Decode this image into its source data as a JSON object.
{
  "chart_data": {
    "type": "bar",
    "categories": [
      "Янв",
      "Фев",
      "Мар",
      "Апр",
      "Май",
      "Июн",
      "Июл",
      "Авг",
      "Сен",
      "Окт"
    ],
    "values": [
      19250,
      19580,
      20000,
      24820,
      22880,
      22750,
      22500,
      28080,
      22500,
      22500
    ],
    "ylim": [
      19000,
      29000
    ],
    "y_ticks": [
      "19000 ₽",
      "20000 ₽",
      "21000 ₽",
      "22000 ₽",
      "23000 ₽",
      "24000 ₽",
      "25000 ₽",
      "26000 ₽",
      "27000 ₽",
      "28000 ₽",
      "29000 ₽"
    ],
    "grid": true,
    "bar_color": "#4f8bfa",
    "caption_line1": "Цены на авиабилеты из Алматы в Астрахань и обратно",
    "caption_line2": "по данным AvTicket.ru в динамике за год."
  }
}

───

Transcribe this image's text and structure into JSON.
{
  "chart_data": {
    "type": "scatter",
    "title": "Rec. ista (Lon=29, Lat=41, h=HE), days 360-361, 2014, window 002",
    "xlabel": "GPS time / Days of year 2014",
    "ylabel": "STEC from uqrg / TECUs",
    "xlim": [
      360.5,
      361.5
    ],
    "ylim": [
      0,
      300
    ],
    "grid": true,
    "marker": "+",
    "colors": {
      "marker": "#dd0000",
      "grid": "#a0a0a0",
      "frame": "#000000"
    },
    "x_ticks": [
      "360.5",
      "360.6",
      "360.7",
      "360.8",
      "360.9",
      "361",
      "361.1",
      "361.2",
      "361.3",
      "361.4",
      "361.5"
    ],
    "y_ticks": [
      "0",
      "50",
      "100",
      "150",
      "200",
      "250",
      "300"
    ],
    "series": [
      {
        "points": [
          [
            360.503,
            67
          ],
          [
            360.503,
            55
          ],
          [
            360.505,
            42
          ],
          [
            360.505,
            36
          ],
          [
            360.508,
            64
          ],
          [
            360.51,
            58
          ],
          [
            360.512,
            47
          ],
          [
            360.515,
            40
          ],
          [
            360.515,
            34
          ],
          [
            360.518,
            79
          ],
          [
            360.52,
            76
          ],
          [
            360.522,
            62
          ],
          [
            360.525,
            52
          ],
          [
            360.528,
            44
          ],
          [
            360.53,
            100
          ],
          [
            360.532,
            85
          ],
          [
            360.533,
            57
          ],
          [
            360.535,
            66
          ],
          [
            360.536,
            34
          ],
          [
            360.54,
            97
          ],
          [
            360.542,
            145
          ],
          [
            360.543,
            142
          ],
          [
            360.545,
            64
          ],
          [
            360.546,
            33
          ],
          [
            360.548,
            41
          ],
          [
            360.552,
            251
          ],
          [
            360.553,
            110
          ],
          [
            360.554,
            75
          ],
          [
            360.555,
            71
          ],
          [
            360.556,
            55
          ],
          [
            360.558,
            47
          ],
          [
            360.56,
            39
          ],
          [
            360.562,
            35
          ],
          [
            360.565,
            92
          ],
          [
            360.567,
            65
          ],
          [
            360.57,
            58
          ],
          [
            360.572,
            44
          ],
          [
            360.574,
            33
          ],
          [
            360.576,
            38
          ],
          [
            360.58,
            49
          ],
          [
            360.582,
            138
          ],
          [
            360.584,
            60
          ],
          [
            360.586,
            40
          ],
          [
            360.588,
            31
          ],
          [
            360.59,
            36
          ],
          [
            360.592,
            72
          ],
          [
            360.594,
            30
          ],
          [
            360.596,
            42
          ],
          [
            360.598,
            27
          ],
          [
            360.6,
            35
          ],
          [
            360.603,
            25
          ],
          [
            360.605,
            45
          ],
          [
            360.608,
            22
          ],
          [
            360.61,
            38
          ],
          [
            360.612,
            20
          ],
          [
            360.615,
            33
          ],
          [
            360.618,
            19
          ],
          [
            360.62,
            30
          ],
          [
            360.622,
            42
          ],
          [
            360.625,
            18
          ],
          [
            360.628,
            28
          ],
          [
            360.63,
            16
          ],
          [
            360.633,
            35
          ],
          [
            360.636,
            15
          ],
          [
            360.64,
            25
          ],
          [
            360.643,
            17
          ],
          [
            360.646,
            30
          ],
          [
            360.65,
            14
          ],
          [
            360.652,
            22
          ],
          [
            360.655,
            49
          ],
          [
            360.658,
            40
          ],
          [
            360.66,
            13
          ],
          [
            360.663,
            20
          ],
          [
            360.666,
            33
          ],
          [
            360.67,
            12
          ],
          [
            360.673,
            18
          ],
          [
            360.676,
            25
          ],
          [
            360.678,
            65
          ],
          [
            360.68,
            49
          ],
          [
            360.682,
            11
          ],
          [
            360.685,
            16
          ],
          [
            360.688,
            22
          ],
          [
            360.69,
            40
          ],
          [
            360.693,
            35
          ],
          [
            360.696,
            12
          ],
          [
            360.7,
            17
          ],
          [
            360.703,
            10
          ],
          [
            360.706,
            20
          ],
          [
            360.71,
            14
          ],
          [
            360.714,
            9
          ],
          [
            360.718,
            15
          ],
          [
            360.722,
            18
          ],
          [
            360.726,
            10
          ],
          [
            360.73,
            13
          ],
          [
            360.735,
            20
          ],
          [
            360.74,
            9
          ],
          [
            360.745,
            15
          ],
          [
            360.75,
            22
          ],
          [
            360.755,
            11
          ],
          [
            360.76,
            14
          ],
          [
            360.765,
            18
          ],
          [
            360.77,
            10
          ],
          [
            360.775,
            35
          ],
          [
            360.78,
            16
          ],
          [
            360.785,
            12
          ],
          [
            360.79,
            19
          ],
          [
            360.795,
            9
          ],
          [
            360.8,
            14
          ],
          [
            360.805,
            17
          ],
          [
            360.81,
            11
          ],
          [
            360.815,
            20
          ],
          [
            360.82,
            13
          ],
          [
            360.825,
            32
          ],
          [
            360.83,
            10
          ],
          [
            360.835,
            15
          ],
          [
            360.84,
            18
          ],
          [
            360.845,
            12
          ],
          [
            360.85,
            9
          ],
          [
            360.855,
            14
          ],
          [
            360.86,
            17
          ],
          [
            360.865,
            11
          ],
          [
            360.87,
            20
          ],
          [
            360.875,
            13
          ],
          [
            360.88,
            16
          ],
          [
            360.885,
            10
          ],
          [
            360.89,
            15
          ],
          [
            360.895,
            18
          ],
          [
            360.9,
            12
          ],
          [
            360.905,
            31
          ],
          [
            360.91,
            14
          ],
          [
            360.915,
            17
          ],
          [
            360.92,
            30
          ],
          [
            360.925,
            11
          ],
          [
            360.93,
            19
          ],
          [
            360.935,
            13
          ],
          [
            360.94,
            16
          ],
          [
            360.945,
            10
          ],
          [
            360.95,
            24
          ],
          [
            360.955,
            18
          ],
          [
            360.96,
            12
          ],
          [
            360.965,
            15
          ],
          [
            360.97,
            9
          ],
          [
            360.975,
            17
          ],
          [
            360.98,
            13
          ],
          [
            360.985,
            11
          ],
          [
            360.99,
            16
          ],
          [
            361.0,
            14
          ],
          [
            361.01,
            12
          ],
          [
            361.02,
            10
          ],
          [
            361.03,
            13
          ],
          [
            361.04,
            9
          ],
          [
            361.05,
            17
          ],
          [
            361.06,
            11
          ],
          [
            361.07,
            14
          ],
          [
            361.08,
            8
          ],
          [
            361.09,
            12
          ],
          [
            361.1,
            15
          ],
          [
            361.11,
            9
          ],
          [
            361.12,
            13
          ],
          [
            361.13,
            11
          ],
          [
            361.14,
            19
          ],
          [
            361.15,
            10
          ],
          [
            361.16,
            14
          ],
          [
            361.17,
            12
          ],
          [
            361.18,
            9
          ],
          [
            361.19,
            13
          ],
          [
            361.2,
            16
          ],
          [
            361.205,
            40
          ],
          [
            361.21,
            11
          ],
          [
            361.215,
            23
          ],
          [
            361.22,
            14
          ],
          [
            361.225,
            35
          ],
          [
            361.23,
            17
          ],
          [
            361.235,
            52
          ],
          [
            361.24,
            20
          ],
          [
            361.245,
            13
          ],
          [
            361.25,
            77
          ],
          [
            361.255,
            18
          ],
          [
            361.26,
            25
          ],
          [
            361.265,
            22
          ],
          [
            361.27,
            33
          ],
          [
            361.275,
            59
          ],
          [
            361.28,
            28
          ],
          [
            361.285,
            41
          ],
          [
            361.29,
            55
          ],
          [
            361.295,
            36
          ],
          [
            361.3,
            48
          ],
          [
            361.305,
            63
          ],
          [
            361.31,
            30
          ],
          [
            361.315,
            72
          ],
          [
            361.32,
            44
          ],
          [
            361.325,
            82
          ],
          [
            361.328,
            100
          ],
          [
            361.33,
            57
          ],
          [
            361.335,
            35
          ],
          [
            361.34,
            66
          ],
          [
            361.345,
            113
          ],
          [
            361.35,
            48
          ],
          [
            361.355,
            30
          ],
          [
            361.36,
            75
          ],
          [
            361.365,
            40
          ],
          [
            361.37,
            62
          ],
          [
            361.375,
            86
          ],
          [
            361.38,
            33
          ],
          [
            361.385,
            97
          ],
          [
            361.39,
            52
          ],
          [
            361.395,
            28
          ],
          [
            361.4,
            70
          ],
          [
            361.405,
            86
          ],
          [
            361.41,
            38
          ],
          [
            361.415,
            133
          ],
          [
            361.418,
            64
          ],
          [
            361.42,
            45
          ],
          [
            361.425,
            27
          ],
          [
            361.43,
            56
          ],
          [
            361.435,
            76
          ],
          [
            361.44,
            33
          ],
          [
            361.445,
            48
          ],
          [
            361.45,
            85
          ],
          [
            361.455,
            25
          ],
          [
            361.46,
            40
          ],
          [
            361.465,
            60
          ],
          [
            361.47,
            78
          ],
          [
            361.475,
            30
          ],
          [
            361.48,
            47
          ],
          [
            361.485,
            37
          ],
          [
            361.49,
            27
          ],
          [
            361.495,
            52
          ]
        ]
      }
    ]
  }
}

───

» Exercise description
Search the entries for the string "image" and collect each line that has it.

» Answer to the problem
Decode this image into its source data as a JSON object.
Transcribe this image's text and structure into JSON.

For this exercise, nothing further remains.